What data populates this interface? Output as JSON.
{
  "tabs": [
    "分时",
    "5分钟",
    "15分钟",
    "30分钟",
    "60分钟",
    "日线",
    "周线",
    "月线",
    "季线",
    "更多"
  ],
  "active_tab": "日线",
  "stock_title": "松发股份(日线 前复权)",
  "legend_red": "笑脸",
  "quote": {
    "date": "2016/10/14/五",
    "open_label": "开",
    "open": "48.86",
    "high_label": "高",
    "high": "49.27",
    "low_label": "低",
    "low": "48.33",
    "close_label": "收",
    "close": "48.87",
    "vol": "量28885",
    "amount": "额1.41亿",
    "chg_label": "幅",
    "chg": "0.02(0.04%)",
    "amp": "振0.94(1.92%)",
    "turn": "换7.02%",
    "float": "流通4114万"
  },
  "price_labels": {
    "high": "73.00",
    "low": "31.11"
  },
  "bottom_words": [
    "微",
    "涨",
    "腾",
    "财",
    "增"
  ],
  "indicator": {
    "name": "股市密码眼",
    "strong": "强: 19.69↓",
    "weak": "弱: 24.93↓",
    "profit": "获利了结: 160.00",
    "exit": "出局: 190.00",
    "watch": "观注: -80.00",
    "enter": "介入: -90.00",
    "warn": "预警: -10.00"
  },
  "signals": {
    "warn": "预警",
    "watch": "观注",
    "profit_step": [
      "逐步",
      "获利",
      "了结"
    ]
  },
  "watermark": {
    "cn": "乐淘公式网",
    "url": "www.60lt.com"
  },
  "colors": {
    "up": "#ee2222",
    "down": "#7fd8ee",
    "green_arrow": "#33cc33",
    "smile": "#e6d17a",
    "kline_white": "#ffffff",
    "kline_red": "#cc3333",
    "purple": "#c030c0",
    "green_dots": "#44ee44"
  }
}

· · · · ·

Extract all of the data shown above and repeat it verbatim.

ANSWER FOR THIS EXERCISE »
What data populates this interface? Output as JSON.
{
  "tabs": [
    "分时",
    "5分钟",
    "15分钟",
    "30分钟",
    "60分钟",
    "日线",
    "周线",
    "月线",
    "季线",
    "更多"
  ],
  "active_tab": "日线",
  "stock_title": "松发股份(日线 前复权)",
  "legend_red": "笑脸",
  "quote": {
    "date": "2016/10/14/五",
    "open_label": "开",
    "open": "48.86",
    "high_label": "高",
    "high": "49.27",
    "low_label": "低",
    "low": "48.33",
    "close_label": "收",
    "close": "48.87",
    "vol": "量28885",
    "amount": "额1.41亿",
    "chg_label": "幅",
    "chg": "0.02(0.04%)",
    "amp": "振0.94(1.92%)",
    "turn": "换7.02%",
    "float": "流通4114万"
  },
  "price_labels": {
    "high": "73.00",
    "low": "31.11"
  },
  "bottom_words": [
    "微",
    "涨",
    "腾",
    "财",
    "增"
  ],
  "indicator": {
    "name": "股市密码眼",
    "strong": "强: 19.69↓",
    "weak": "弱: 24.93↓",
    "profit": "获利了结: 160.00",
    "exit": "出局: 190.00",
    "watch": "观注: -80.00",
    "enter": "介入: -90.00",
    "warn": "预警: -10.00"
  },
  "signals": {
    "warn": "预警",
    "watch": "观注",
    "profit_step": [
      "逐步",
      "获利",
      "了结"
    ]
  },
  "watermark": {
    "cn": "乐淘公式网",
    "url": "www.60lt.com"
  },
  "colors": {
    "up": "#ee2222",
    "down": "#7fd8ee",
    "green_arrow": "#33cc33",
    "smile": "#e6d17a",
    "kline_white": "#ffffff",
    "kline_red": "#cc3333",
    "purple": "#c030c0",
    "green_dots": "#44ee44"
  }
}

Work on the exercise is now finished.